[Exercise description] Output a single figure: the number of lines in which the word "JSON" appears.

(Stored data entries)
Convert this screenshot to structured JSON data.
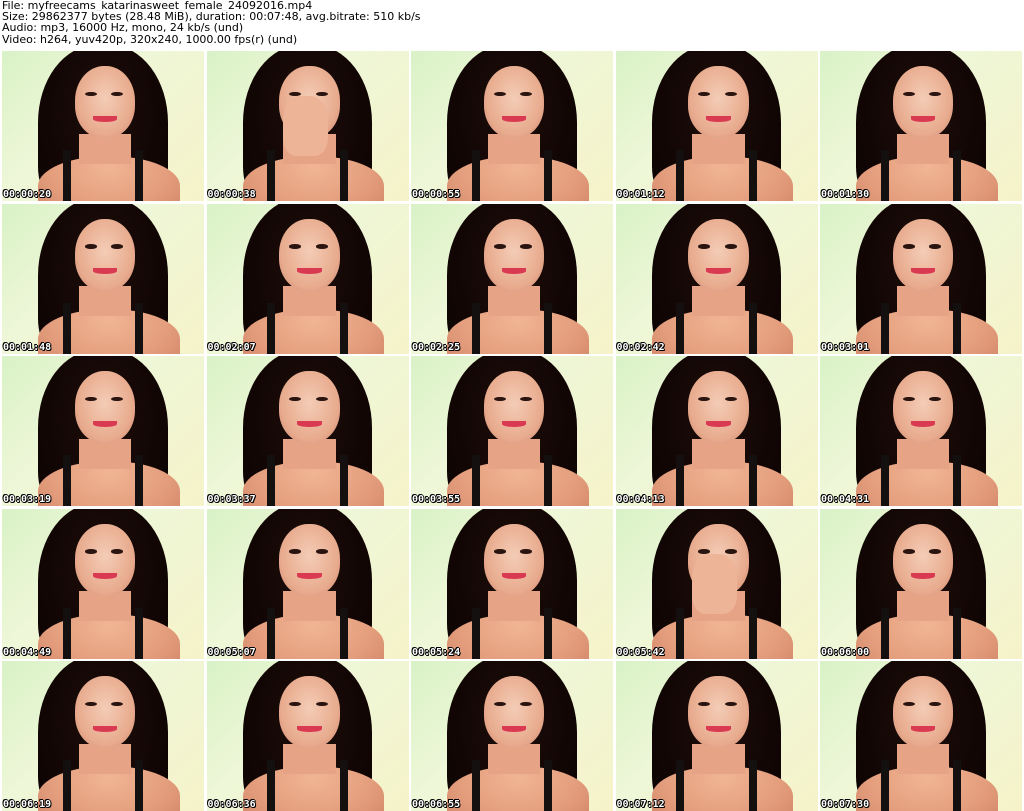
{
  "header": {
    "file": "File: myfreecams_katarinasweet_female_24092016.mp4",
    "size": "Size: 29862377 bytes (28.48 MiB), duration: 00:07:48, avg.bitrate: 510 kb/s",
    "audio": "Audio: mp3, 16000 Hz, mono, 24 kb/s (und)",
    "video": "Video: h264, yuv420p, 320x240, 1000.00 fps(r) (und)"
  },
  "thumbnails": [
    {
      "time": "00:00:20"
    },
    {
      "time": "00:00:38",
      "hand": true
    },
    {
      "time": "00:00:55"
    },
    {
      "time": "00:01:12"
    },
    {
      "time": "00:01:30"
    },
    {
      "time": "00:01:48"
    },
    {
      "time": "00:02:07"
    },
    {
      "time": "00:02:25"
    },
    {
      "time": "00:02:42"
    },
    {
      "time": "00:03:01"
    },
    {
      "time": "00:03:19"
    },
    {
      "time": "00:03:37"
    },
    {
      "time": "00:03:55"
    },
    {
      "time": "00:04:13"
    },
    {
      "time": "00:04:31"
    },
    {
      "time": "00:04:49"
    },
    {
      "time": "00:05:07"
    },
    {
      "time": "00:05:24"
    },
    {
      "time": "00:05:42",
      "hand": true
    },
    {
      "time": "00:06:00"
    },
    {
      "time": "00:06:19"
    },
    {
      "time": "00:06:36"
    },
    {
      "time": "00:06:55"
    },
    {
      "time": "00:07:12"
    },
    {
      "time": "00:07:30"
    }
  ]
}
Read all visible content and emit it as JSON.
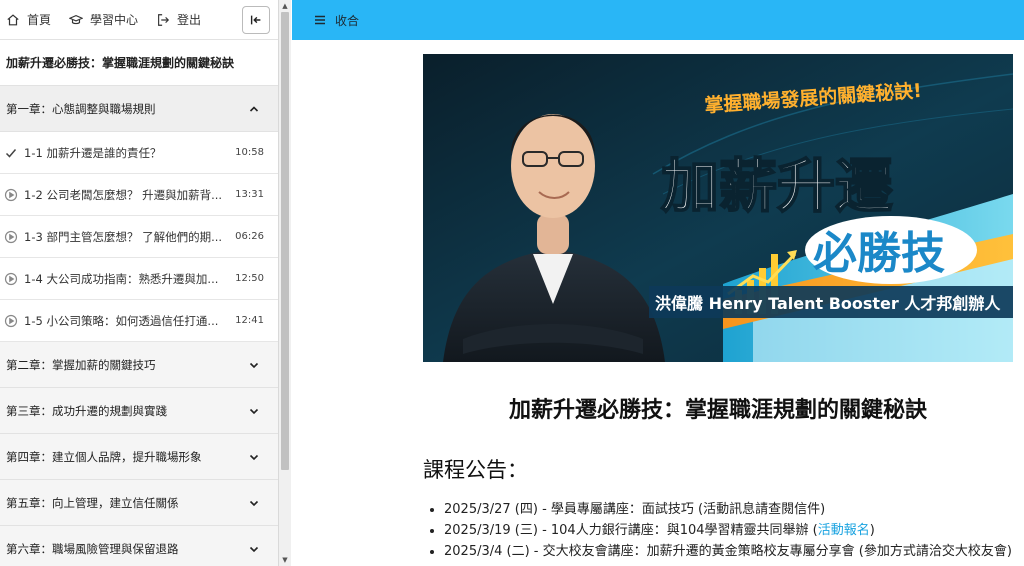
{
  "topnav": {
    "home": "首頁",
    "learning_center": "學習中心",
    "logout": "登出"
  },
  "sidebar": {
    "course_title": "加薪升遷必勝技：掌握職涯規劃的關鍵秘訣",
    "chapters": [
      {
        "title": "第一章：心態調整與職場規則",
        "expanded": true,
        "lessons": [
          {
            "title": "1-1 加薪升遷是誰的責任？",
            "duration": "10:58",
            "status": "completed"
          },
          {
            "title": "1-2 公司老闆怎麼想？ 升遷與加薪背...",
            "duration": "13:31",
            "status": "unwatched"
          },
          {
            "title": "1-3 部門主管怎麼想？ 了解他們的期...",
            "duration": "06:26",
            "status": "unwatched"
          },
          {
            "title": "1-4 大公司成功指南：熟悉升遷與加...",
            "duration": "12:50",
            "status": "unwatched"
          },
          {
            "title": "1-5 小公司策略：如何透過信任打通...",
            "duration": "12:41",
            "status": "unwatched"
          }
        ]
      },
      {
        "title": "第二章：掌握加薪的關鍵技巧",
        "expanded": false
      },
      {
        "title": "第三章：成功升遷的規劃與實踐",
        "expanded": false
      },
      {
        "title": "第四章：建立個人品牌，提升職場形象",
        "expanded": false
      },
      {
        "title": "第五章：向上管理，建立信任關係",
        "expanded": false
      },
      {
        "title": "第六章：職場風險管理與保留退路",
        "expanded": false
      }
    ]
  },
  "main": {
    "collapse_label": "收合",
    "banner": {
      "tagline": "掌握職場發展的關鍵秘訣!",
      "title_main": "加薪升遷",
      "title_sub": "必勝技",
      "presenter": "洪偉騰 Henry Talent Booster 人才邦創辦人"
    },
    "page_title": "加薪升遷必勝技：掌握職涯規劃的關鍵秘訣",
    "notice_heading": "課程公告：",
    "notices": [
      {
        "text": "2025/3/27 (四) - 學員專屬講座：面試技巧 (活動訊息請查閱信件)",
        "link": "",
        "after": ""
      },
      {
        "text": "2025/3/19 (三) - 104人力銀行講座：與104學習精靈共同舉辦 (",
        "link": "活動報名",
        "after": ")"
      },
      {
        "text": "2025/3/4 (二) - 交大校友會講座：加薪升遷的黃金策略校友專屬分享會 (參加方式請洽交大校友會)",
        "link": "",
        "after": ""
      }
    ]
  },
  "colors": {
    "topbar": "#29b6f6",
    "link": "#1aa3e0",
    "banner_bg": "#0d2f3f",
    "banner_accent": "#f7941d"
  }
}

[Completed task] 2